__PROBLEM A__: Please copy the interview on Louisiana's languages word for word, from "Nathalie: Hopefully." to "and its history?".
__PROBLEM B__: Continue the interview on Louisiana's languages, starting right after its final line.

__TEXT SECTION__:
Nathalie: It’s okay. I just want to make sure people know.
Jacques: I embrace it as a term of pride.
Nathalie: Some people do. Some people like it, some people don’t.
Jacques: Yeah.
Nathalie: As for why you all sound like that, we don’t actually know. It’s one of two things. It’s either because there are similar immigrant stocks. There were a lot of Germans, a lot of Italians, the same people moving into New York that you get down here, or it’s because there was a lot of contact between the two cities. There are linguists out there who have studied this and have said, “Look at the similarity and the structure. It looks just like New York.” The most parsimonious answer is, “Because contact.” The other side has said, “Well, but wait. There’s lack of historical evidence or counter-evidence in his story,” and so on. There’s this debate. It’s friendly. Everybody is still friends. We don’t really know.
I’ve been out to Independence to study their English, across the lake, which is very interesting. I was kind of curious to know if Italian could be tied to some of these features. What we found was that Independence is Independence in the end. It was an interesting place, great in its own right, but it didn’t really help to answer that question either. Yeah.
Jacques: Well, it’s super interesting to just think about language as a vehicle for understanding place, and particularly Louisiana’s coast. Nathalie, we’re almost done, but really quickly, I know you have a book that’s coming out soon.
Nathalie: Hopefully.
Jacques: Yeah. What resources would you give to people who are looking to learn more about Louisiana’s unique languages and its history?
Nathalie: Well, a lot of the stuff is really technical. If you wanted to learn about Isleño Spanish, you could spend a lot of time reading very technical stuff. The most accessible stuff is actually movies by the Center for New American Media, like Yeah You Rite! New Orleans, which is great, because it’s got a great introduction to the nature of dialects, and why dialects are not bad, and so on. It also provides you with examples of New Orleans English. They’ve got the Ends of the Earth on Isleño Spanish. There’s a really easy book on Louisiana French by Carl Brasseaux called French, Cajun, Creole, Houma. It’s short. It’s easy. It’s accessible for people who are not linguists.

__SUPPLIED MATERIAL__:

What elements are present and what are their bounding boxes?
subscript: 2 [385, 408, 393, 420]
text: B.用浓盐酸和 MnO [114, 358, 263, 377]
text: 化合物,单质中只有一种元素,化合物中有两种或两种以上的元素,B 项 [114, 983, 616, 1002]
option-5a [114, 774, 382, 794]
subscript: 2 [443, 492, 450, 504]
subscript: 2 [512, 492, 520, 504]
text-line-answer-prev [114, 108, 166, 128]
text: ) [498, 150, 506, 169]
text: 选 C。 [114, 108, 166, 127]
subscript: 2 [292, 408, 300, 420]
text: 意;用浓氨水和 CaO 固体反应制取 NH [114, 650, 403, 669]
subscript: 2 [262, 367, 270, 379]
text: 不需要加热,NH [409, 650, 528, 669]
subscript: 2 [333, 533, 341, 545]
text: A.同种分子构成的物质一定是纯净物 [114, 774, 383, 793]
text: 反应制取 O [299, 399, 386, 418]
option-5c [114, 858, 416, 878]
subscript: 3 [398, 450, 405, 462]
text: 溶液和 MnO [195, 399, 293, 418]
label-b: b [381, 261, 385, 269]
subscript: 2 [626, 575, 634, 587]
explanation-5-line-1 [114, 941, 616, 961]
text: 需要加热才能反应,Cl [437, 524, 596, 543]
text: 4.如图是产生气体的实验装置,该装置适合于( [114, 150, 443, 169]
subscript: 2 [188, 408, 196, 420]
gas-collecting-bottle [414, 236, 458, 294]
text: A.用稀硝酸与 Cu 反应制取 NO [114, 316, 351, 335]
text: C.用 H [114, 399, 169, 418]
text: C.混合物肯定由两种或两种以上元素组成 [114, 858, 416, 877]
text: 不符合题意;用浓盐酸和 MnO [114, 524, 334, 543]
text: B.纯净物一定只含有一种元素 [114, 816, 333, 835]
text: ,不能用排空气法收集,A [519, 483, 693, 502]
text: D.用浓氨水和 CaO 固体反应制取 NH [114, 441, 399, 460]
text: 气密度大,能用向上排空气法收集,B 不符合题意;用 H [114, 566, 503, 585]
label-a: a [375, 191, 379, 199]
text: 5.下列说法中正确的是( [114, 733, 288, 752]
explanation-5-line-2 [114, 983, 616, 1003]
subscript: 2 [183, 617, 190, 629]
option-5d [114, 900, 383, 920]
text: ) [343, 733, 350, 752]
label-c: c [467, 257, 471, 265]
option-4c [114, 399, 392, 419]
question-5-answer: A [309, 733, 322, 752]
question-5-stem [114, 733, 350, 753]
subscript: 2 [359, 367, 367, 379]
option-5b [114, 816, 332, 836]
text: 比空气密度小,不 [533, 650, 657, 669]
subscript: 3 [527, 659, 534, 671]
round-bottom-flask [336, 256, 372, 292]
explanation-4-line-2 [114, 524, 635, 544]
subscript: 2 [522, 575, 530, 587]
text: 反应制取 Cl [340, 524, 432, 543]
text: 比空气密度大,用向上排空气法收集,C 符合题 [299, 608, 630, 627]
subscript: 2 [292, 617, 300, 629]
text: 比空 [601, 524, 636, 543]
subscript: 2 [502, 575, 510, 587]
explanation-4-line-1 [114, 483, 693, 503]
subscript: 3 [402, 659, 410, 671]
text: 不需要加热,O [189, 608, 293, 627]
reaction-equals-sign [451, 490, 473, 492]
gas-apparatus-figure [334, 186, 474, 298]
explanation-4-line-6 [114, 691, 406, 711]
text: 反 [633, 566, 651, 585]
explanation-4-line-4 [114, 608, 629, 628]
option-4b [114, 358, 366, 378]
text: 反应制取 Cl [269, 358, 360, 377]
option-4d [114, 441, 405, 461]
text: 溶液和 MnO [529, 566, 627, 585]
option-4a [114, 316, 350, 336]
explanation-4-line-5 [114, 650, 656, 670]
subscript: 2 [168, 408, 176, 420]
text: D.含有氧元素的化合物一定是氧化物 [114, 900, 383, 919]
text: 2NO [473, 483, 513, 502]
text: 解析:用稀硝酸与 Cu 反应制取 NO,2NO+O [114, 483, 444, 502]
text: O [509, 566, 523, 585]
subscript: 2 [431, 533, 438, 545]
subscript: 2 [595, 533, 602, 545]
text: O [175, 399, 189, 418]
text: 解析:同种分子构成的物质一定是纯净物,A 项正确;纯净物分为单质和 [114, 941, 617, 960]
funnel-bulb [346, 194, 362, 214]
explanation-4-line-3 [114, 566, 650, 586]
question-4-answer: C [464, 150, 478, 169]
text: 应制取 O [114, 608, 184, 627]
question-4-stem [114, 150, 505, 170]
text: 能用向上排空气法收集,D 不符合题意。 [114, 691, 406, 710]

__TASK ANSWER A__:
Nathalie: Hopefully.
Jacques: Yeah. What resources would you give to people who are looking to learn more about Louisiana’s unique languages and its history?

__TASK ANSWER B__:
The Dictionary Louisiana French that came out is good for that. Then Shana Walton and I, professor at Nicholls, are co-editing an upcoming book. It’s an edited volume. We’ve got people who study indigenous languages. We’ve got people who study English, study French, study Spanish and so on who have written chapters for us in this book. We’ve put it all together. It’s going to be called Language in Louisiana: Culture and Community. Community and Culture, I probably got it backwards. It’s my own book. It should be coming out next year. That one has been written specifically to be accessible to lay people as well.
Jacques: Great. Well, we will definitely keep tabs on that and let folks know when it is available. Thank you so much for being on. We didn’t really do service to the complexity of this issue.
Nathalie: It was really hard to answer.
Jacques: A lot to answer in a short amount of time. As we have to say with our favorite guests, we’ll have to have you back on and talk more, but for now, Nathalie, thank you so much for being on.
Simone: Yeah You Rite!, I love that. I’m going to say that for the rest of the day now, too. Thank you, Nathalie, for being on. Jacques, as we close out this show, just one more reminder about the action alert?
Jacques: Sure. You can still go on our website, MississippiRiverDelta.org/TakeAction. You have until September 5th to give input on a key project in the restoration toolkit, Mid-Barataria Sediment Diversion. Next week, what do we have coming up? Another fun show?
Simone: I think it’s going to be really, really fun, so we want to keep it a secret, because we’ve got to make sure that everything works out, but I think next week might be our most fun show yet.
Jacques: Yeah. Definitely don’t miss it. Tune in. I want to thank our guests again so much for being on. This has been a really interesting show, and I think we both learned a lot. We hope you did too. Thanks again. You’re listening to Delta Dispatches on WGSO 990 AM.